SHORT PROBLEM: Repeat, exactly and completely, the material that follows. Omit the pictures.
** Start of DATA SHOWN **
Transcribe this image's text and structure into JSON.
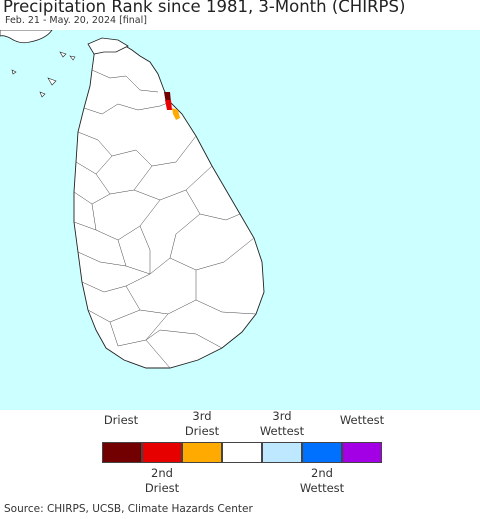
{
  "title": "Precipitation Rank since 1981, 3-Month (CHIRPS)",
  "subtitle": "Feb. 21 - May. 20, 2024 [final]",
  "map": {
    "ocean_color": "#ccffff",
    "land_color": "#ffffff",
    "border_color": "#222222",
    "highlights": [
      {
        "rank": "Driest",
        "color": "#730000"
      },
      {
        "rank": "2nd Driest",
        "color": "#e60000"
      },
      {
        "rank": "3rd Driest",
        "color": "#ffaa00"
      }
    ]
  },
  "legend": {
    "top_labels": [
      {
        "line1": "",
        "line2": "Driest"
      },
      {
        "line1": "3rd",
        "line2": "Driest"
      },
      {
        "line1": "3rd",
        "line2": "Wettest"
      },
      {
        "line1": "",
        "line2": "Wettest"
      }
    ],
    "bottom_labels": [
      {
        "line1": "2nd",
        "line2": "Driest"
      },
      {
        "line1": "2nd",
        "line2": "Wettest"
      }
    ],
    "colors": [
      "#730000",
      "#e60000",
      "#ffaa00",
      "#ffffff",
      "#bee8ff",
      "#0070ff",
      "#a300e6"
    ]
  },
  "source": "Source: CHIRPS, UCSB, Climate Hazards Center"
}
** End of DATA SHOWN **
EXERCISE RESULT:
Transcribe this image's text and structure into JSON.
{
  "title": "Precipitation Rank since 1981, 3-Month (CHIRPS)",
  "subtitle": "Feb. 21 - May. 20, 2024 [final]",
  "map": {
    "ocean_color": "#ccffff",
    "land_color": "#ffffff",
    "border_color": "#222222",
    "highlights": [
      {
        "rank": "Driest",
        "color": "#730000"
      },
      {
        "rank": "2nd Driest",
        "color": "#e60000"
      },
      {
        "rank": "3rd Driest",
        "color": "#ffaa00"
      }
    ]
  },
  "legend": {
    "top_labels": [
      {
        "line1": "",
        "line2": "Driest"
      },
      {
        "line1": "3rd",
        "line2": "Driest"
      },
      {
        "line1": "3rd",
        "line2": "Wettest"
      },
      {
        "line1": "",
        "line2": "Wettest"
      }
    ],
    "bottom_labels": [
      {
        "line1": "2nd",
        "line2": "Driest"
      },
      {
        "line1": "2nd",
        "line2": "Wettest"
      }
    ],
    "colors": [
      "#730000",
      "#e60000",
      "#ffaa00",
      "#ffffff",
      "#bee8ff",
      "#0070ff",
      "#a300e6"
    ]
  },
  "source": "Source: CHIRPS, UCSB, Climate Hazards Center"
}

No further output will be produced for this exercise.